● Short problem:
Only the lines from the line holding "Give me the" through the final line of the entries below are to be returned, exactly as they stand.
===== Input
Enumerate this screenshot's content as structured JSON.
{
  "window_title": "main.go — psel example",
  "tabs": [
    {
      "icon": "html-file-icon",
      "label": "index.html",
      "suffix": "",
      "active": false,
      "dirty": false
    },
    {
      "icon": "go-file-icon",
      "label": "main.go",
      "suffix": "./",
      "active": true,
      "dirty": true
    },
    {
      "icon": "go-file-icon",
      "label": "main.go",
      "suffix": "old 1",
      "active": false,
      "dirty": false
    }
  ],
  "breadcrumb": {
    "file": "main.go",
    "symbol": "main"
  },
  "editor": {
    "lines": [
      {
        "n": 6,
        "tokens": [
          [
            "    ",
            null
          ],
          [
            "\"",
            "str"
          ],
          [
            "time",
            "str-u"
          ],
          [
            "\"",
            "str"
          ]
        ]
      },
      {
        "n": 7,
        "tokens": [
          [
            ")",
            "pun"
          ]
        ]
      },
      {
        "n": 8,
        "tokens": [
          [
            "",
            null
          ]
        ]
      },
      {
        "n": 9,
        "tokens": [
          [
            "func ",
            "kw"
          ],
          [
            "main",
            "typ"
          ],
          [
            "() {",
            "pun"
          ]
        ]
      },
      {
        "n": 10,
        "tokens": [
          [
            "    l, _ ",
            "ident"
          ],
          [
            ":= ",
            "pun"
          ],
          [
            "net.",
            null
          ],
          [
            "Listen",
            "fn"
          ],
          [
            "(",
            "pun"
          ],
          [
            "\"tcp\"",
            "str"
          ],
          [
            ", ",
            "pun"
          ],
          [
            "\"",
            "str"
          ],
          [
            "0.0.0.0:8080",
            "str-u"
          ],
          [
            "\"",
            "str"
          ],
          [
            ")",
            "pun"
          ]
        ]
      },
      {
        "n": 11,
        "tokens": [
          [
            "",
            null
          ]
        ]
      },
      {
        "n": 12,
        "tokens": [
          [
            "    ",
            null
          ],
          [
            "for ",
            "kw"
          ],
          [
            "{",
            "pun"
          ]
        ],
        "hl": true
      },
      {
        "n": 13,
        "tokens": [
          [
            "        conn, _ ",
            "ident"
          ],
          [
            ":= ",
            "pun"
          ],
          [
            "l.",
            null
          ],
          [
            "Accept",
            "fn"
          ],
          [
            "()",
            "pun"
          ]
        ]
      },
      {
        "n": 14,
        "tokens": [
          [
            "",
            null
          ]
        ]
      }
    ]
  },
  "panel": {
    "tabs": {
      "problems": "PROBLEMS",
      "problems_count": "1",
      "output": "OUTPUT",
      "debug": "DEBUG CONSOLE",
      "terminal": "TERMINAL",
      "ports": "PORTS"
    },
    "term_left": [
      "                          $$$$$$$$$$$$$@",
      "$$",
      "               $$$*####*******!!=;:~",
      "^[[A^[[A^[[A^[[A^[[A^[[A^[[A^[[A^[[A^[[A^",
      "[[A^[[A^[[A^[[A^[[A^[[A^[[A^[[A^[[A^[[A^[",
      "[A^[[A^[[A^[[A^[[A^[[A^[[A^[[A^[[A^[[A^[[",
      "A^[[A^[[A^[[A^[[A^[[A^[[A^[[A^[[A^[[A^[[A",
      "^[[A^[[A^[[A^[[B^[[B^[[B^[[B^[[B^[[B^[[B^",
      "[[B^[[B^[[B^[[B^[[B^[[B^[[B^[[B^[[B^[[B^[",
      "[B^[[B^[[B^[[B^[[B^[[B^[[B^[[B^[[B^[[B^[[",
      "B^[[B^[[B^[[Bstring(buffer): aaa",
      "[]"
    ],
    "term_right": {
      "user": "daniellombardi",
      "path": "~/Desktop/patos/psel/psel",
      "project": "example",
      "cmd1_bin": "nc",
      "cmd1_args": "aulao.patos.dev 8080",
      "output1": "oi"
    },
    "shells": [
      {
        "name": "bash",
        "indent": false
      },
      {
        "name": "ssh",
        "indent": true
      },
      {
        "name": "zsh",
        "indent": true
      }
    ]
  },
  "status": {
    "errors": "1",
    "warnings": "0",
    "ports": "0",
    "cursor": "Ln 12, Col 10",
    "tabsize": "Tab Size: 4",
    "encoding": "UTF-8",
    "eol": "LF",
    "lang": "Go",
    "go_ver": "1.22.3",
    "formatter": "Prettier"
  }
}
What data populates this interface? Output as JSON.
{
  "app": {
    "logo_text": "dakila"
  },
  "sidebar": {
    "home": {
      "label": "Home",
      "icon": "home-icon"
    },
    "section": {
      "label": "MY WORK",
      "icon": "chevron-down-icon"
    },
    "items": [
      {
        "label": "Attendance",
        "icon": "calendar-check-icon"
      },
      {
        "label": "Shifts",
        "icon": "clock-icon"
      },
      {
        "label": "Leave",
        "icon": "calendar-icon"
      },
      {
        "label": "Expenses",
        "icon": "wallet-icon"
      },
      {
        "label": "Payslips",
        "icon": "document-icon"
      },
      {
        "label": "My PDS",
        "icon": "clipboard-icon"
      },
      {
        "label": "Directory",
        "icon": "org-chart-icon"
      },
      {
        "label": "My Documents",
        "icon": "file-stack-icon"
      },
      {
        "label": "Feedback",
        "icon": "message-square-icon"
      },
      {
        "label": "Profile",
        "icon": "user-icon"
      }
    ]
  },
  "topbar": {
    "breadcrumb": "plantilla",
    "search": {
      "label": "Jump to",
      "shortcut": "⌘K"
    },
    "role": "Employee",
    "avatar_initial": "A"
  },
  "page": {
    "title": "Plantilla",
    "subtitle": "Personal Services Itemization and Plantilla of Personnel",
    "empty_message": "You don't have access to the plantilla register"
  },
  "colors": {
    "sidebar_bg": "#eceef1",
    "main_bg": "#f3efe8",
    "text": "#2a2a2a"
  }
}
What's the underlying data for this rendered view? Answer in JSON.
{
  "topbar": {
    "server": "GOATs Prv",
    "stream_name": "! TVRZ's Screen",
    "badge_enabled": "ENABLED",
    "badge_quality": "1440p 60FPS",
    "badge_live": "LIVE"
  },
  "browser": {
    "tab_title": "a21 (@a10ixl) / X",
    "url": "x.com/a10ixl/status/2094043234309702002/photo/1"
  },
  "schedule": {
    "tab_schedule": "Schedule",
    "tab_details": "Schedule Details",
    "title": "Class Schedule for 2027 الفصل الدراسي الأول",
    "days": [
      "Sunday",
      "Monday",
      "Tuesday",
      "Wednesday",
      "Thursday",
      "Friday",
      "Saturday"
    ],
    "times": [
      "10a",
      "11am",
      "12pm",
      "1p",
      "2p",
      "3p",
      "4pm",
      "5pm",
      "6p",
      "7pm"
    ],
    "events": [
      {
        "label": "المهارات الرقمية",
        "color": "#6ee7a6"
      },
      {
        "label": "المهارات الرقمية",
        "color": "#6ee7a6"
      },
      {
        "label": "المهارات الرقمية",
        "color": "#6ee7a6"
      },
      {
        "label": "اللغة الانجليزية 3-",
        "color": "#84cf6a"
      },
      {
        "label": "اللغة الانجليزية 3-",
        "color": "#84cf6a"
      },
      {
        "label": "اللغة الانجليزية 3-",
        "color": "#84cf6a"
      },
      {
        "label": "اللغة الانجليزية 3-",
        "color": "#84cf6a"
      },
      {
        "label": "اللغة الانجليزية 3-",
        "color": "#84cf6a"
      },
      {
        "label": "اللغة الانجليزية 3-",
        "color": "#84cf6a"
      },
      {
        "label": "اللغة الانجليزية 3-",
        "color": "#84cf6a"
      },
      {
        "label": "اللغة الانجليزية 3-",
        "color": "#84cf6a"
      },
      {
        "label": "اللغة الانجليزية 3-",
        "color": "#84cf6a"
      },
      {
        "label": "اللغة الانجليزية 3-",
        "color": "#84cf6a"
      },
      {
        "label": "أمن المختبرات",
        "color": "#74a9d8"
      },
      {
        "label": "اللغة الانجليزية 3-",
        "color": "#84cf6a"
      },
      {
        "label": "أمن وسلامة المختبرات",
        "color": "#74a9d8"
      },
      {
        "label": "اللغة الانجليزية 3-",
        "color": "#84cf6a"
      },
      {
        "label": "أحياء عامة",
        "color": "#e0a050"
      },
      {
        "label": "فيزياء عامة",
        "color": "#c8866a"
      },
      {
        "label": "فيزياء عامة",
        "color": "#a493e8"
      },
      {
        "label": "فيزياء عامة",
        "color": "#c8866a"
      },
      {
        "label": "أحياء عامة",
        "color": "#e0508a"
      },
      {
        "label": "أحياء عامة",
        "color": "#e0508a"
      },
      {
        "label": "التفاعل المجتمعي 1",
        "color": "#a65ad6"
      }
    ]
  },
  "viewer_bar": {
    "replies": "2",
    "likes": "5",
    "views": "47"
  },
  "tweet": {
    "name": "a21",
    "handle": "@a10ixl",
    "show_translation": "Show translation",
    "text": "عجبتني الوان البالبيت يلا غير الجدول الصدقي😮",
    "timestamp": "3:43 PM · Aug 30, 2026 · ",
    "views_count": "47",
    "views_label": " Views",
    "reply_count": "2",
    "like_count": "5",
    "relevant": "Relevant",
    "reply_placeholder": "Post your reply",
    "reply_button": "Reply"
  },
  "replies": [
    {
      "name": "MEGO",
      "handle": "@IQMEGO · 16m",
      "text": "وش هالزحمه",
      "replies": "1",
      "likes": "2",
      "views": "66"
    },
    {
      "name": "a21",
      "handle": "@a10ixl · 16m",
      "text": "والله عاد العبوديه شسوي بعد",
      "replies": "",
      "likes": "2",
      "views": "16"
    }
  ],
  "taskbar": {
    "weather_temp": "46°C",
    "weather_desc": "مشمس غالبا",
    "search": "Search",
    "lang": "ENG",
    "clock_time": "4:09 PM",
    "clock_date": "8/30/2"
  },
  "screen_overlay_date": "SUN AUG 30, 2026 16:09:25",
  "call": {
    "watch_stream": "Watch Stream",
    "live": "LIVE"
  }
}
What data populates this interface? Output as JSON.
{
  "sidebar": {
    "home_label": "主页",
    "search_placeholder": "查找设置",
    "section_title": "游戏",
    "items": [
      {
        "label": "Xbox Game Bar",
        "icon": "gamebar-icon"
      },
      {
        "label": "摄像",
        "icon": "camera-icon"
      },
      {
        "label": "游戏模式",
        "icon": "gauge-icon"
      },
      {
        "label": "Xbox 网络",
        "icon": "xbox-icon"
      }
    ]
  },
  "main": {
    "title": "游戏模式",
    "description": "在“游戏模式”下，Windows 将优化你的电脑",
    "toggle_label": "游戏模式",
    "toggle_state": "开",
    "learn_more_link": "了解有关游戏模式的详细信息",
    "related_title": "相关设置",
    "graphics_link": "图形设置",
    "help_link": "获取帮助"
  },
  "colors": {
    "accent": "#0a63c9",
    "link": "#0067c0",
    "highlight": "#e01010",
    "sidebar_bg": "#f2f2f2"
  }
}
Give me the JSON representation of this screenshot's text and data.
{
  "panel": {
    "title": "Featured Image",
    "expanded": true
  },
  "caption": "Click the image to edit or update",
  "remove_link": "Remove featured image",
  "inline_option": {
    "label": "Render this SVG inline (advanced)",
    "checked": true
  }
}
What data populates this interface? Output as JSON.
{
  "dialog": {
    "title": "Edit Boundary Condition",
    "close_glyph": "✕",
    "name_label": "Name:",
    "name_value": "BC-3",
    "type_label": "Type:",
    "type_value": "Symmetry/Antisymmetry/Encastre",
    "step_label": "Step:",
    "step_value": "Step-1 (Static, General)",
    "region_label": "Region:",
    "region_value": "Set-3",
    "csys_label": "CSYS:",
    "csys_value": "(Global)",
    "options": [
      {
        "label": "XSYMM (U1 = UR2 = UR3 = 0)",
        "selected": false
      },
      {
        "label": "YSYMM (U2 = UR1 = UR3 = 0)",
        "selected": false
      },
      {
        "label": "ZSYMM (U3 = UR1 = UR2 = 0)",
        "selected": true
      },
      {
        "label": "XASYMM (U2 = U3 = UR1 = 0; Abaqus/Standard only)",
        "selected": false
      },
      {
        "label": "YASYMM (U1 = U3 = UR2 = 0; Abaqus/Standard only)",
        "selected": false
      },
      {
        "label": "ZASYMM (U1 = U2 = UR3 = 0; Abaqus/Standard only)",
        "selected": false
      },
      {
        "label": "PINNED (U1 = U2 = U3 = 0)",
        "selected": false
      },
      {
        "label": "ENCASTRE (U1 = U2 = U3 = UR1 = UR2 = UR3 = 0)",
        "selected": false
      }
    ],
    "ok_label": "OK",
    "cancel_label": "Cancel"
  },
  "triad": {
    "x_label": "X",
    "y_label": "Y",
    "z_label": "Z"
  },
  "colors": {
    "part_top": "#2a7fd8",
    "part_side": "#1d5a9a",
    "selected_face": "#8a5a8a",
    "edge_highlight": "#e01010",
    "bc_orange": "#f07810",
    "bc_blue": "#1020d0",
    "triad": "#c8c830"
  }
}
==========
● The reply:
Give me the JSON representation of this screenshot's text and data.
{
  "panel": {
    "title": "Featured Image",
    "expanded": true
  },
  "caption": "Click the image to edit or update",
  "remove_link": "Remove featured image",
  "inline_option": {
    "label": "Render this SVG inline (advanced)",
    "checked": true
  }
}
What data populates this interface? Output as JSON.
{
  "dialog": {
    "title": "Edit Boundary Condition",
    "close_glyph": "✕",
    "name_label": "Name:",
    "name_value": "BC-3",
    "type_label": "Type:",
    "type_value": "Symmetry/Antisymmetry/Encastre",
    "step_label": "Step:",
    "step_value": "Step-1 (Static, General)",
    "region_label": "Region:",
    "region_value": "Set-3",
    "csys_label": "CSYS:",
    "csys_value": "(Global)",
    "options": [
      {
        "label": "XSYMM (U1 = UR2 = UR3 = 0)",
        "selected": false
      },
      {
        "label": "YSYMM (U2 = UR1 = UR3 = 0)",
        "selected": false
      },
      {
        "label": "ZSYMM (U3 = UR1 = UR2 = 0)",
        "selected": true
      },
      {
        "label": "XASYMM (U2 = U3 = UR1 = 0; Abaqus/Standard only)",
        "selected": false
      },
      {
        "label": "YASYMM (U1 = U3 = UR2 = 0; Abaqus/Standard only)",
        "selected": false
      },
      {
        "label": "ZASYMM (U1 = U2 = UR3 = 0; Abaqus/Standard only)",
        "selected": false
      },
      {
        "label": "PINNED (U1 = U2 = U3 = 0)",
        "selected": false
      },
      {
        "label": "ENCASTRE (U1 = U2 = U3 = UR1 = UR2 = UR3 = 0)",
        "selected": false
      }
    ],
    "ok_label": "OK",
    "cancel_label": "Cancel"
  },
  "triad": {
    "x_label": "X",
    "y_label": "Y",
    "z_label": "Z"
  },
  "colors": {
    "part_top": "#2a7fd8",
    "part_side": "#1d5a9a",
    "selected_face": "#8a5a8a",
    "edge_highlight": "#e01010",
    "bc_orange": "#f07810",
    "bc_blue": "#1020d0",
    "triad": "#c8c830"
  }
}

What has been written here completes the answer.